* Begin INPUT FOR THIS TASK *

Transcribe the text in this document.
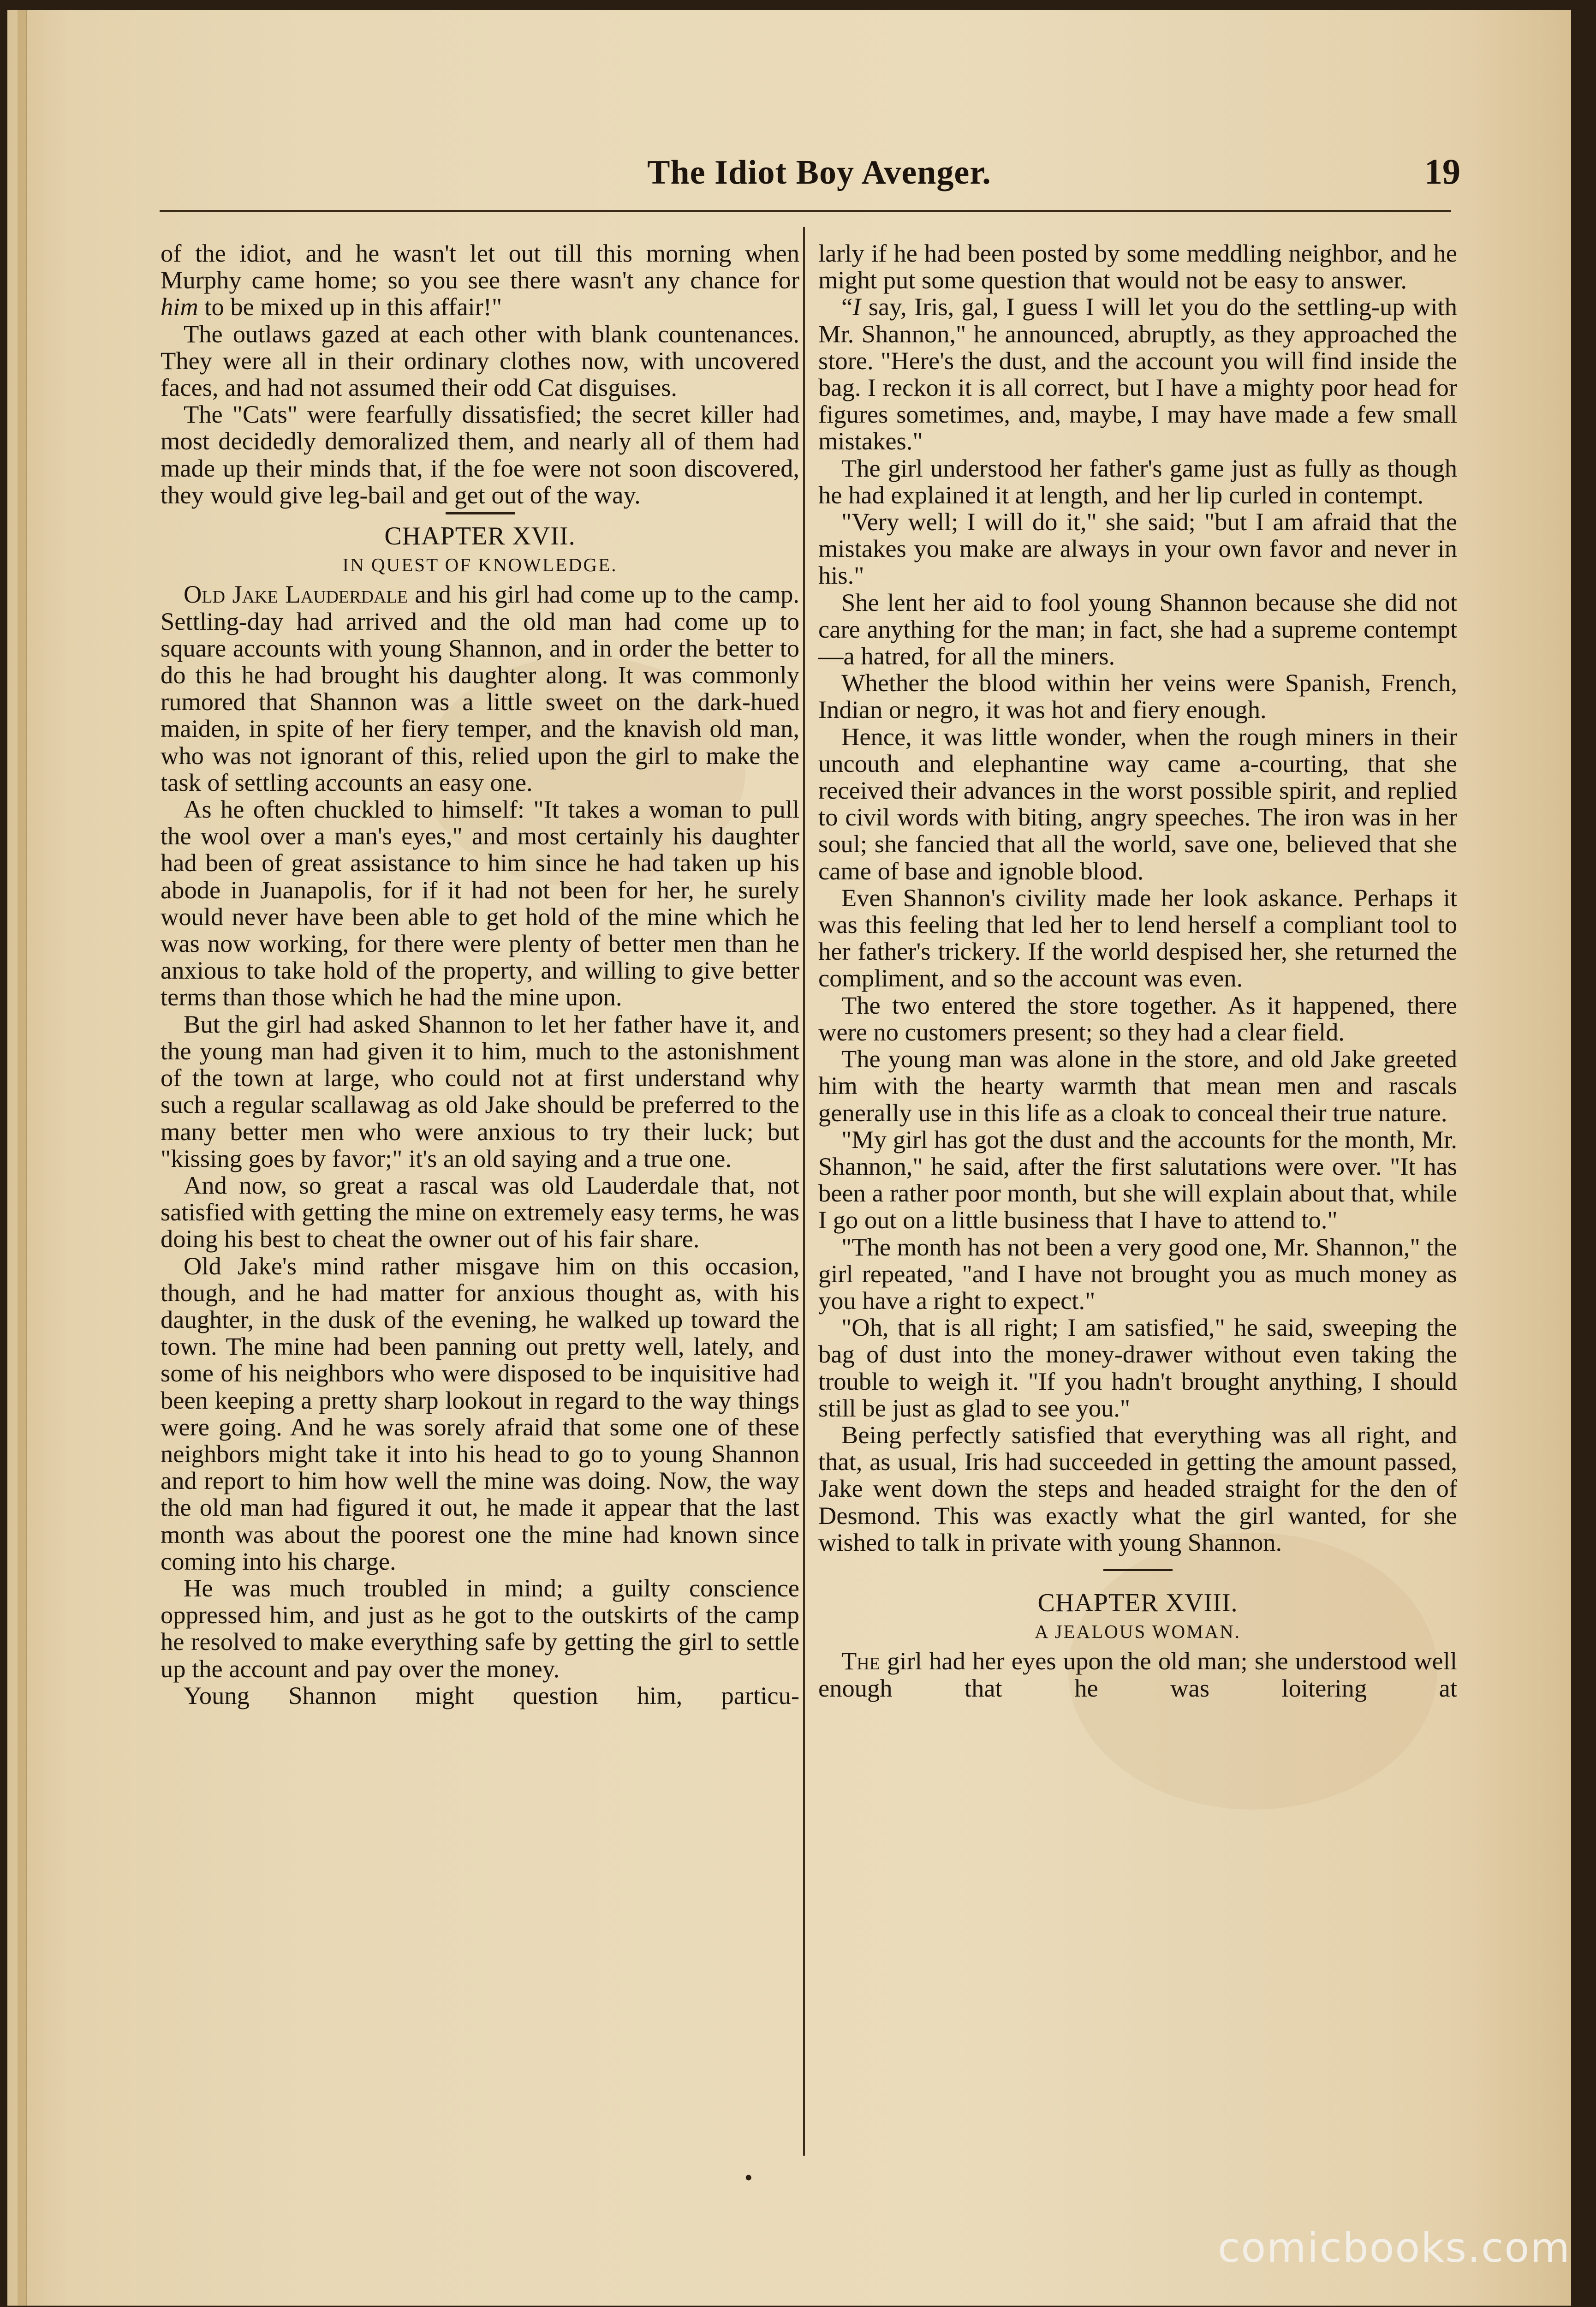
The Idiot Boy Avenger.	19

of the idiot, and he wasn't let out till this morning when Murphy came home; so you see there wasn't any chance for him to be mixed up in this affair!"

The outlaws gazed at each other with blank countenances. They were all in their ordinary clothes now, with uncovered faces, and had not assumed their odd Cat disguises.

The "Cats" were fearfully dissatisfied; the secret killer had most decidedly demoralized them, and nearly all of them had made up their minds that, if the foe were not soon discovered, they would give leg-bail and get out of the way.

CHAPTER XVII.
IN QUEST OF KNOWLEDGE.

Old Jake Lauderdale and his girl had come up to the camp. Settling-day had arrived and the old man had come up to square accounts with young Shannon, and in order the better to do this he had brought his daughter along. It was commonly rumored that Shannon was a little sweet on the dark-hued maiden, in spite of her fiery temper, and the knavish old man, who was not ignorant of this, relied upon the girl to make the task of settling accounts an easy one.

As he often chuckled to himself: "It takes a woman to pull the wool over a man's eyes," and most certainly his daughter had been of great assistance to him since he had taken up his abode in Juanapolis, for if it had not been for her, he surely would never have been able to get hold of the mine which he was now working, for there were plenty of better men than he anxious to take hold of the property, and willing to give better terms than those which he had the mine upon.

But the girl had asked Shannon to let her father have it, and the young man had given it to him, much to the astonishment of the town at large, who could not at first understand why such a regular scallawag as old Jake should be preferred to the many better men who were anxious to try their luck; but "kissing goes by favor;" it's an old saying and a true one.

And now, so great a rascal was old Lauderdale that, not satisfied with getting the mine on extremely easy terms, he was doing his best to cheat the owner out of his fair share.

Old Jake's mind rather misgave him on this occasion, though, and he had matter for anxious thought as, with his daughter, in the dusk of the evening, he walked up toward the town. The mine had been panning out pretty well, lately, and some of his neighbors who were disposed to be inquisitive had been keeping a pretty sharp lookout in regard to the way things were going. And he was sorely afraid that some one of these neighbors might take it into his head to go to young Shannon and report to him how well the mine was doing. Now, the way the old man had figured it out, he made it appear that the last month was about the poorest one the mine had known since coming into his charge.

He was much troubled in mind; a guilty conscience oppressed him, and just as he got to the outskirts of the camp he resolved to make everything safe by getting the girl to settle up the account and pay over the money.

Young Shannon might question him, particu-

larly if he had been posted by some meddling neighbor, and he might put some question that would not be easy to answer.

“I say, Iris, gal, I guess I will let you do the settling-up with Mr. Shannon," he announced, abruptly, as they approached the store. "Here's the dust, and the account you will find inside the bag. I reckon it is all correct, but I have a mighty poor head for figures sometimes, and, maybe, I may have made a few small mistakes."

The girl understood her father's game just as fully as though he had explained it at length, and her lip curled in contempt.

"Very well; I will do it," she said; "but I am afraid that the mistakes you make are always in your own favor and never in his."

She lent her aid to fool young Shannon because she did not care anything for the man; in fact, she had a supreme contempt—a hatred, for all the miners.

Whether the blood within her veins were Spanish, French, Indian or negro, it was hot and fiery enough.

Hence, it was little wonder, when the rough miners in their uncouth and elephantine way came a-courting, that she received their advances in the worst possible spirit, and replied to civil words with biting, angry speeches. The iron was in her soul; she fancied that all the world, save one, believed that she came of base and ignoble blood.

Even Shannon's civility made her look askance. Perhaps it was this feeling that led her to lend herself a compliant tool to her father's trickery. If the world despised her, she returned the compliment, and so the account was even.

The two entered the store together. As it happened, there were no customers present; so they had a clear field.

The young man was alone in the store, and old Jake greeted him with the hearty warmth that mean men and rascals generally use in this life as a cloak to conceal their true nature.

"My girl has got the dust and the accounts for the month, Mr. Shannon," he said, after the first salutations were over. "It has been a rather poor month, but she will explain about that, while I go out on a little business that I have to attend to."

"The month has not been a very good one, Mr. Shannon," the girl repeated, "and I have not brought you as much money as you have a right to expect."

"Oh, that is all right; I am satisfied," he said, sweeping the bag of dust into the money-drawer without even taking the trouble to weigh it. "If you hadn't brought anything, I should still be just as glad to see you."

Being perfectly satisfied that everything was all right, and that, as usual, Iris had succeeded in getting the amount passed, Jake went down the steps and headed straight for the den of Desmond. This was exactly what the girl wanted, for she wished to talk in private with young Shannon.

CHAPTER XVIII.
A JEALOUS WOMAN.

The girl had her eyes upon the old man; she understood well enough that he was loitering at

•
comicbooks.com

* End INPUT FOR THIS TASK *

GOAL OF THE EXERCISE —
Would you set down the listing exactly, omitting pictures?

FINISHED ANSWER —
Transcribe the text in this document.
The Idiot Boy Avenger.	19

of the idiot, and he wasn't let out till this morning when Murphy came home; so you see there wasn't any chance for him to be mixed up in this affair!"

The outlaws gazed at each other with blank countenances. They were all in their ordinary clothes now, with uncovered faces, and had not assumed their odd Cat disguises.

The "Cats" were fearfully dissatisfied; the secret killer had most decidedly demoralized them, and nearly all of them had made up their minds that, if the foe were not soon discovered, they would give leg-bail and get out of the way.

CHAPTER XVII.
IN QUEST OF KNOWLEDGE.

Old Jake Lauderdale and his girl had come up to the camp. Settling-day had arrived and the old man had come up to square accounts with young Shannon, and in order the better to do this he had brought his daughter along. It was commonly rumored that Shannon was a little sweet on the dark-hued maiden, in spite of her fiery temper, and the knavish old man, who was not ignorant of this, relied upon the girl to make the task of settling accounts an easy one.

As he often chuckled to himself: "It takes a woman to pull the wool over a man's eyes," and most certainly his daughter had been of great assistance to him since he had taken up his abode in Juanapolis, for if it had not been for her, he surely would never have been able to get hold of the mine which he was now working, for there were plenty of better men than he anxious to take hold of the property, and willing to give better terms than those which he had the mine upon.

But the girl had asked Shannon to let her father have it, and the young man had given it to him, much to the astonishment of the town at large, who could not at first understand why such a regular scallawag as old Jake should be preferred to the many better men who were anxious to try their luck; but "kissing goes by favor;" it's an old saying and a true one.

And now, so great a rascal was old Lauderdale that, not satisfied with getting the mine on extremely easy terms, he was doing his best to cheat the owner out of his fair share.

Old Jake's mind rather misgave him on this occasion, though, and he had matter for anxious thought as, with his daughter, in the dusk of the evening, he walked up toward the town. The mine had been panning out pretty well, lately, and some of his neighbors who were disposed to be inquisitive had been keeping a pretty sharp lookout in regard to the way things were going. And he was sorely afraid that some one of these neighbors might take it into his head to go to young Shannon and report to him how well the mine was doing. Now, the way the old man had figured it out, he made it appear that the last month was about the poorest one the mine had known since coming into his charge.

He was much troubled in mind; a guilty conscience oppressed him, and just as he got to the outskirts of the camp he resolved to make everything safe by getting the girl to settle up the account and pay over the money.

Young Shannon might question him, particu-

larly if he had been posted by some meddling neighbor, and he might put some question that would not be easy to answer.

“I say, Iris, gal, I guess I will let you do the settling-up with Mr. Shannon," he announced, abruptly, as they approached the store. "Here's the dust, and the account you will find inside the bag. I reckon it is all correct, but I have a mighty poor head for figures sometimes, and, maybe, I may have made a few small mistakes."

The girl understood her father's game just as fully as though he had explained it at length, and her lip curled in contempt.

"Very well; I will do it," she said; "but I am afraid that the mistakes you make are always in your own favor and never in his."

She lent her aid to fool young Shannon because she did not care anything for the man; in fact, she had a supreme contempt—a hatred, for all the miners.

Whether the blood within her veins were Spanish, French, Indian or negro, it was hot and fiery enough.

Hence, it was little wonder, when the rough miners in their uncouth and elephantine way came a-courting, that she received their advances in the worst possible spirit, and replied to civil words with biting, angry speeches. The iron was in her soul; she fancied that all the world, save one, believed that she came of base and ignoble blood.

Even Shannon's civility made her look askance. Perhaps it was this feeling that led her to lend herself a compliant tool to her father's trickery. If the world despised her, she returned the compliment, and so the account was even.

The two entered the store together. As it happened, there were no customers present; so they had a clear field.

The young man was alone in the store, and old Jake greeted him with the hearty warmth that mean men and rascals generally use in this life as a cloak to conceal their true nature.

"My girl has got the dust and the accounts for the month, Mr. Shannon," he said, after the first salutations were over. "It has been a rather poor month, but she will explain about that, while I go out on a little business that I have to attend to."

"The month has not been a very good one, Mr. Shannon," the girl repeated, "and I have not brought you as much money as you have a right to expect."

"Oh, that is all right; I am satisfied," he said, sweeping the bag of dust into the money-drawer without even taking the trouble to weigh it. "If you hadn't brought anything, I should still be just as glad to see you."

Being perfectly satisfied that everything was all right, and that, as usual, Iris had succeeded in getting the amount passed, Jake went down the steps and headed straight for the den of Desmond. This was exactly what the girl wanted, for she wished to talk in private with young Shannon.

CHAPTER XVIII.
A JEALOUS WOMAN.

The girl had her eyes upon the old man; she understood well enough that he was loitering at

•
comicbooks.com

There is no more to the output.